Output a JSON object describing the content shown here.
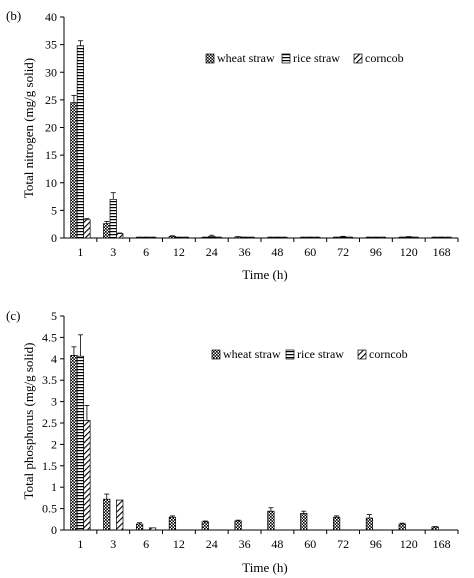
{
  "chart_data": [
    {
      "panel_label": "(b)",
      "type": "bar",
      "xlabel": "Time (h)",
      "ylabel": "Total nitrogen (mg/g solid)",
      "categories": [
        "1",
        "3",
        "6",
        "12",
        "24",
        "36",
        "48",
        "60",
        "72",
        "96",
        "120",
        "168"
      ],
      "ylim": [
        0,
        40
      ],
      "yticks": [
        0,
        5,
        10,
        15,
        20,
        25,
        30,
        35,
        40
      ],
      "legend_position": "top-right",
      "series": [
        {
          "name": "wheat straw",
          "pattern": "dots",
          "values": [
            24.5,
            2.6,
            0.1,
            0.3,
            0.1,
            0.2,
            0.1,
            0.1,
            0.1,
            0.1,
            0.1,
            0.1
          ],
          "errors": [
            1.3,
            0.4,
            0.05,
            0.1,
            0.05,
            0.05,
            0.05,
            0.05,
            0.05,
            0.05,
            0.05,
            0.05
          ]
        },
        {
          "name": "rice straw",
          "pattern": "horizontal-lines",
          "values": [
            34.8,
            7.0,
            0.1,
            0.1,
            0.3,
            0.1,
            0.1,
            0.1,
            0.2,
            0.1,
            0.2,
            0.1
          ],
          "errors": [
            0.9,
            1.2,
            0.05,
            0.05,
            0.2,
            0.05,
            0.05,
            0.05,
            0.1,
            0.05,
            0.05,
            0.05
          ]
        },
        {
          "name": "corncob",
          "pattern": "diagonal-lines",
          "values": [
            3.3,
            0.8,
            0.1,
            0.1,
            0.1,
            0.1,
            0.1,
            0.1,
            0.1,
            0.1,
            0.1,
            0.1
          ],
          "errors": [
            0.2,
            0.1,
            0.05,
            0.05,
            0.05,
            0.05,
            0.05,
            0.05,
            0.05,
            0.05,
            0.05,
            0.05
          ]
        }
      ]
    },
    {
      "panel_label": "(c)",
      "type": "bar",
      "xlabel": "Time (h)",
      "ylabel": "Total phosphorus (mg/g solid)",
      "categories": [
        "1",
        "3",
        "6",
        "12",
        "24",
        "36",
        "48",
        "60",
        "72",
        "96",
        "120",
        "168"
      ],
      "ylim": [
        0,
        5
      ],
      "yticks": [
        0,
        0.5,
        1,
        1.5,
        2,
        2.5,
        3,
        3.5,
        4,
        4.5,
        5
      ],
      "legend_position": "top-right",
      "series": [
        {
          "name": "wheat straw",
          "pattern": "dots",
          "values": [
            4.08,
            0.72,
            0.14,
            0.3,
            0.19,
            0.21,
            0.44,
            0.39,
            0.3,
            0.28,
            0.14,
            0.07
          ],
          "errors": [
            0.2,
            0.12,
            0.03,
            0.03,
            0.02,
            0.02,
            0.08,
            0.05,
            0.03,
            0.08,
            0.02,
            0.01
          ]
        },
        {
          "name": "rice straw",
          "pattern": "horizontal-lines",
          "values": [
            4.06,
            0.0,
            0.0,
            0.0,
            0.0,
            0.0,
            0.0,
            0.0,
            0.0,
            0.0,
            0.0,
            0.0
          ],
          "errors": [
            0.5,
            0,
            0,
            0,
            0,
            0,
            0,
            0,
            0,
            0,
            0,
            0
          ]
        },
        {
          "name": "corncob",
          "pattern": "diagonal-lines",
          "values": [
            2.56,
            0.7,
            0.05,
            0.0,
            0.0,
            0.0,
            0.0,
            0.0,
            0.0,
            0.0,
            0.0,
            0.0
          ],
          "errors": [
            0.35,
            0,
            0,
            0,
            0,
            0,
            0,
            0,
            0,
            0,
            0,
            0
          ]
        }
      ]
    }
  ]
}
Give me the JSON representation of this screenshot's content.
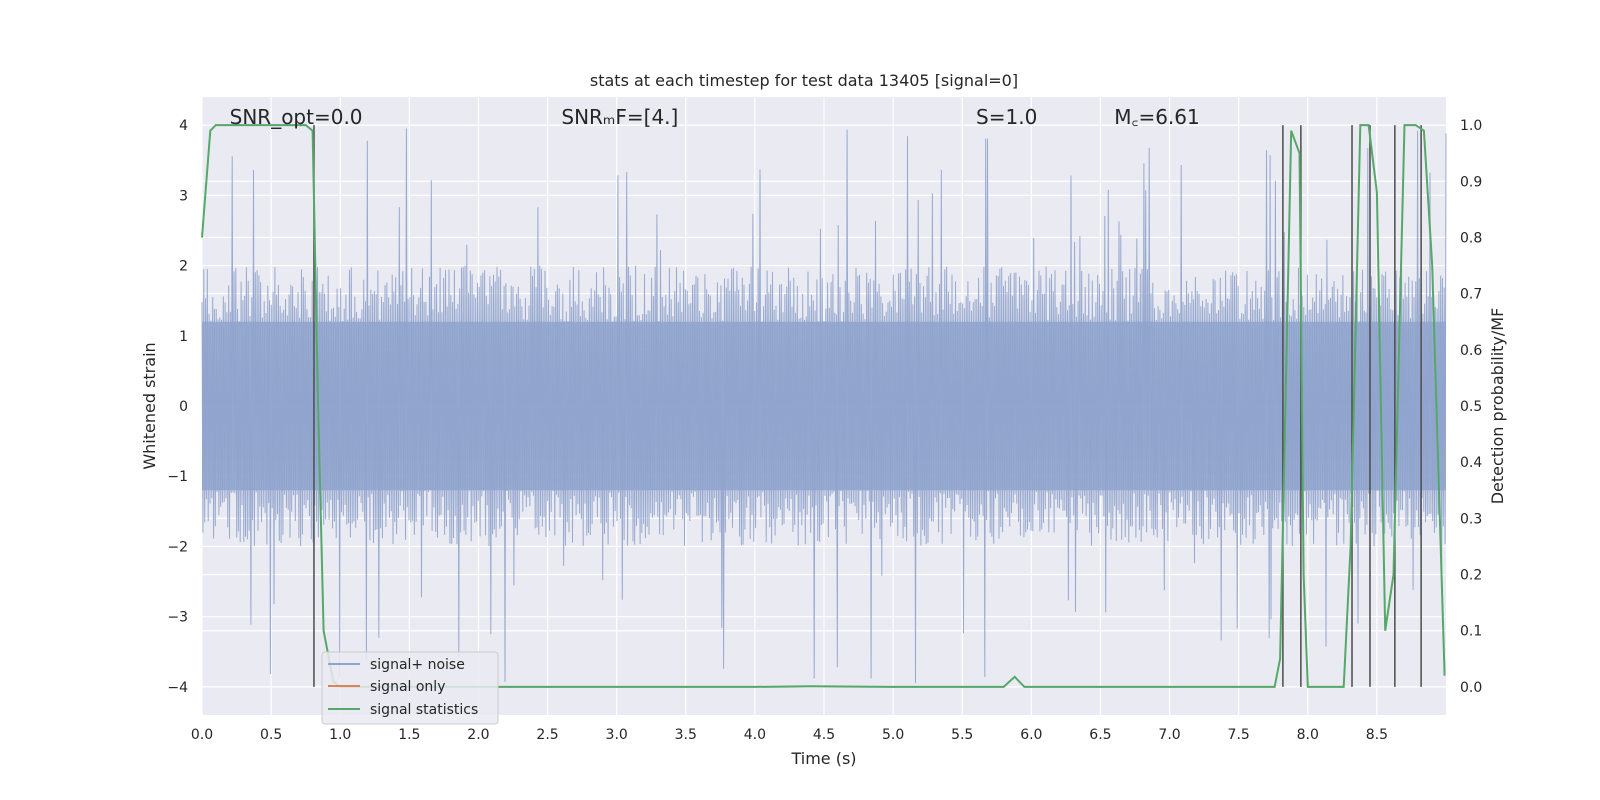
{
  "chart_data": {
    "type": "line",
    "title": "stats at each timestep for test data 13405 [signal=0]",
    "xlabel": "Time (s)",
    "ylabel_left": "Whitened strain",
    "ylabel_right": "Detection probability/MF",
    "xlim": [
      0.0,
      9.0
    ],
    "ylim_left": [
      -4.4,
      4.4
    ],
    "ylim_right": [
      -0.05,
      1.05
    ],
    "x_ticks": [
      "0.0",
      "0.5",
      "1.0",
      "1.5",
      "2.0",
      "2.5",
      "3.0",
      "3.5",
      "4.0",
      "4.5",
      "5.0",
      "5.5",
      "6.0",
      "6.5",
      "7.0",
      "7.5",
      "8.0",
      "8.5"
    ],
    "x_tick_values": [
      0.0,
      0.5,
      1.0,
      1.5,
      2.0,
      2.5,
      3.0,
      3.5,
      4.0,
      4.5,
      5.0,
      5.5,
      6.0,
      6.5,
      7.0,
      7.5,
      8.0,
      8.5
    ],
    "y_left_ticks": [
      "4",
      "3",
      "2",
      "1",
      "0",
      "−1",
      "−2",
      "−3",
      "−4"
    ],
    "y_left_tick_values": [
      4,
      3,
      2,
      1,
      0,
      -1,
      -2,
      -3,
      -4
    ],
    "y_right_ticks": [
      "1.0",
      "0.9",
      "0.8",
      "0.7",
      "0.6",
      "0.5",
      "0.4",
      "0.3",
      "0.2",
      "0.1",
      "0.0"
    ],
    "y_right_tick_values": [
      1.0,
      0.9,
      0.8,
      0.7,
      0.6,
      0.5,
      0.4,
      0.3,
      0.2,
      0.1,
      0.0
    ],
    "grid": true,
    "legend_position": "lower-left",
    "annotations": [
      {
        "text": "SNR_opt=0.0",
        "x": 0.2,
        "y": 4.1
      },
      {
        "text": "SNRₘF=[4.]",
        "x": 2.6,
        "y": 4.1
      },
      {
        "text": "S=1.0",
        "x": 5.6,
        "y": 4.1
      },
      {
        "text": "M꜀=6.61",
        "x": 6.6,
        "y": 4.1
      }
    ],
    "series": [
      {
        "name": "signal+ noise",
        "color": "#8fa3cc",
        "style": "noise band",
        "amplitude_typical": 1.6,
        "amplitude_max": 4.0
      },
      {
        "name": "signal only",
        "color": "#dd8452",
        "values": []
      },
      {
        "name": "signal statistics",
        "color": "#55a868",
        "x": [
          0.0,
          0.06,
          0.1,
          0.2,
          0.4,
          0.6,
          0.75,
          0.8,
          0.84,
          0.88,
          0.95,
          1.0,
          2.0,
          3.0,
          4.0,
          4.4,
          5.0,
          5.8,
          5.88,
          5.95,
          6.0,
          7.0,
          7.76,
          7.8,
          7.88,
          7.94,
          7.97,
          8.0,
          8.26,
          8.31,
          8.38,
          8.44,
          8.5,
          8.56,
          8.62,
          8.7,
          8.78,
          8.84,
          8.9,
          8.99
        ],
        "y": [
          0.8,
          0.99,
          1.0,
          1.0,
          1.0,
          1.0,
          1.0,
          0.99,
          0.5,
          0.1,
          0.01,
          0.0,
          0.0,
          0.0,
          0.0,
          0.001,
          0.0,
          0.0,
          0.018,
          0.0,
          0.0,
          0.0,
          0.0,
          0.05,
          0.99,
          0.95,
          0.2,
          0.0,
          0.0,
          0.25,
          1.0,
          1.0,
          0.88,
          0.1,
          0.2,
          1.0,
          1.0,
          0.99,
          0.75,
          0.02
        ]
      }
    ],
    "vlines": {
      "color": "#4c4c4c",
      "x": [
        0.81,
        7.82,
        7.95,
        8.32,
        8.45,
        8.63,
        8.82
      ],
      "ymin": -4.0,
      "ymax": 4.0
    }
  }
}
────────────────────
**TASK PROMPT:**
Could you reproduce every record above exactly, leaving out the pictures?

**ANSWER IN FULL:**
Output a JSON object describing the content shown here.
{
  "chart_data": [
    {
      "panel_label": "(b)",
      "type": "bar",
      "xlabel": "Time (h)",
      "ylabel": "Total nitrogen (mg/g solid)",
      "categories": [
        "1",
        "3",
        "6",
        "12",
        "24",
        "36",
        "48",
        "60",
        "72",
        "96",
        "120",
        "168"
      ],
      "ylim": [
        0,
        40
      ],
      "yticks": [
        0,
        5,
        10,
        15,
        20,
        25,
        30,
        35,
        40
      ],
      "legend_position": "top-right",
      "series": [
        {
          "name": "wheat straw",
          "pattern": "dots",
          "values": [
            24.5,
            2.6,
            0.1,
            0.3,
            0.1,
            0.2,
            0.1,
            0.1,
            0.1,
            0.1,
            0.1,
            0.1
          ],
          "errors": [
            1.3,
            0.4,
            0.05,
            0.1,
            0.05,
            0.05,
            0.05,
            0.05,
            0.05,
            0.05,
            0.05,
            0.05
          ]
        },
        {
          "name": "rice straw",
          "pattern": "horizontal-lines",
          "values": [
            34.8,
            7.0,
            0.1,
            0.1,
            0.3,
            0.1,
            0.1,
            0.1,
            0.2,
            0.1,
            0.2,
            0.1
          ],
          "errors": [
            0.9,
            1.2,
            0.05,
            0.05,
            0.2,
            0.05,
            0.05,
            0.05,
            0.1,
            0.05,
            0.05,
            0.05
          ]
        },
        {
          "name": "corncob",
          "pattern": "diagonal-lines",
          "values": [
            3.3,
            0.8,
            0.1,
            0.1,
            0.1,
            0.1,
            0.1,
            0.1,
            0.1,
            0.1,
            0.1,
            0.1
          ],
          "errors": [
            0.2,
            0.1,
            0.05,
            0.05,
            0.05,
            0.05,
            0.05,
            0.05,
            0.05,
            0.05,
            0.05,
            0.05
          ]
        }
      ]
    },
    {
      "panel_label": "(c)",
      "type": "bar",
      "xlabel": "Time (h)",
      "ylabel": "Total phosphorus (mg/g solid)",
      "categories": [
        "1",
        "3",
        "6",
        "12",
        "24",
        "36",
        "48",
        "60",
        "72",
        "96",
        "120",
        "168"
      ],
      "ylim": [
        0,
        5
      ],
      "yticks": [
        0,
        0.5,
        1,
        1.5,
        2,
        2.5,
        3,
        3.5,
        4,
        4.5,
        5
      ],
      "legend_position": "top-right",
      "series": [
        {
          "name": "wheat straw",
          "pattern": "dots",
          "values": [
            4.08,
            0.72,
            0.14,
            0.3,
            0.19,
            0.21,
            0.44,
            0.39,
            0.3,
            0.28,
            0.14,
            0.07
          ],
          "errors": [
            0.2,
            0.12,
            0.03,
            0.03,
            0.02,
            0.02,
            0.08,
            0.05,
            0.03,
            0.08,
            0.02,
            0.01
          ]
        },
        {
          "name": "rice straw",
          "pattern": "horizontal-lines",
          "values": [
            4.06,
            0.0,
            0.0,
            0.0,
            0.0,
            0.0,
            0.0,
            0.0,
            0.0,
            0.0,
            0.0,
            0.0
          ],
          "errors": [
            0.5,
            0,
            0,
            0,
            0,
            0,
            0,
            0,
            0,
            0,
            0,
            0
          ]
        },
        {
          "name": "corncob",
          "pattern": "diagonal-lines",
          "values": [
            2.56,
            0.7,
            0.05,
            0.0,
            0.0,
            0.0,
            0.0,
            0.0,
            0.0,
            0.0,
            0.0,
            0.0
          ],
          "errors": [
            0.35,
            0,
            0,
            0,
            0,
            0,
            0,
            0,
            0,
            0,
            0,
            0
          ]
        }
      ]
    }
  ]
}
Give me the JSON representation of this screenshot's content.
{
  "chart_data": {
    "type": "line",
    "title": "stats at each timestep for test data 13405 [signal=0]",
    "xlabel": "Time (s)",
    "ylabel_left": "Whitened strain",
    "ylabel_right": "Detection probability/MF",
    "xlim": [
      0.0,
      9.0
    ],
    "ylim_left": [
      -4.4,
      4.4
    ],
    "ylim_right": [
      -0.05,
      1.05
    ],
    "x_ticks": [
      "0.0",
      "0.5",
      "1.0",
      "1.5",
      "2.0",
      "2.5",
      "3.0",
      "3.5",
      "4.0",
      "4.5",
      "5.0",
      "5.5",
      "6.0",
      "6.5",
      "7.0",
      "7.5",
      "8.0",
      "8.5"
    ],
    "x_tick_values": [
      0.0,
      0.5,
      1.0,
      1.5,
      2.0,
      2.5,
      3.0,
      3.5,
      4.0,
      4.5,
      5.0,
      5.5,
      6.0,
      6.5,
      7.0,
      7.5,
      8.0,
      8.5
    ],
    "y_left_ticks": [
      "4",
      "3",
      "2",
      "1",
      "0",
      "−1",
      "−2",
      "−3",
      "−4"
    ],
    "y_left_tick_values": [
      4,
      3,
      2,
      1,
      0,
      -1,
      -2,
      -3,
      -4
    ],
    "y_right_ticks": [
      "1.0",
      "0.9",
      "0.8",
      "0.7",
      "0.6",
      "0.5",
      "0.4",
      "0.3",
      "0.2",
      "0.1",
      "0.0"
    ],
    "y_right_tick_values": [
      1.0,
      0.9,
      0.8,
      0.7,
      0.6,
      0.5,
      0.4,
      0.3,
      0.2,
      0.1,
      0.0
    ],
    "grid": true,
    "legend_position": "lower-left",
    "annotations": [
      {
        "text": "SNR_opt=0.0",
        "x": 0.2,
        "y": 4.1
      },
      {
        "text": "SNRₘF=[4.]",
        "x": 2.6,
        "y": 4.1
      },
      {
        "text": "S=1.0",
        "x": 5.6,
        "y": 4.1
      },
      {
        "text": "M꜀=6.61",
        "x": 6.6,
        "y": 4.1
      }
    ],
    "series": [
      {
        "name": "signal+ noise",
        "color": "#8fa3cc",
        "style": "noise band",
        "amplitude_typical": 1.6,
        "amplitude_max": 4.0
      },
      {
        "name": "signal only",
        "color": "#dd8452",
        "values": []
      },
      {
        "name": "signal statistics",
        "color": "#55a868",
        "x": [
          0.0,
          0.06,
          0.1,
          0.2,
          0.4,
          0.6,
          0.75,
          0.8,
          0.84,
          0.88,
          0.95,
          1.0,
          2.0,
          3.0,
          4.0,
          4.4,
          5.0,
          5.8,
          5.88,
          5.95,
          6.0,
          7.0,
          7.76,
          7.8,
          7.88,
          7.94,
          7.97,
          8.0,
          8.26,
          8.31,
          8.38,
          8.44,
          8.5,
          8.56,
          8.62,
          8.7,
          8.78,
          8.84,
          8.9,
          8.99
        ],
        "y": [
          0.8,
          0.99,
          1.0,
          1.0,
          1.0,
          1.0,
          1.0,
          0.99,
          0.5,
          0.1,
          0.01,
          0.0,
          0.0,
          0.0,
          0.0,
          0.001,
          0.0,
          0.0,
          0.018,
          0.0,
          0.0,
          0.0,
          0.0,
          0.05,
          0.99,
          0.95,
          0.2,
          0.0,
          0.0,
          0.25,
          1.0,
          1.0,
          0.88,
          0.1,
          0.2,
          1.0,
          1.0,
          0.99,
          0.75,
          0.02
        ]
      }
    ],
    "vlines": {
      "color": "#4c4c4c",
      "x": [
        0.81,
        7.82,
        7.95,
        8.32,
        8.45,
        8.63,
        8.82
      ],
      "ymin": -4.0,
      "ymax": 4.0
    }
  }
}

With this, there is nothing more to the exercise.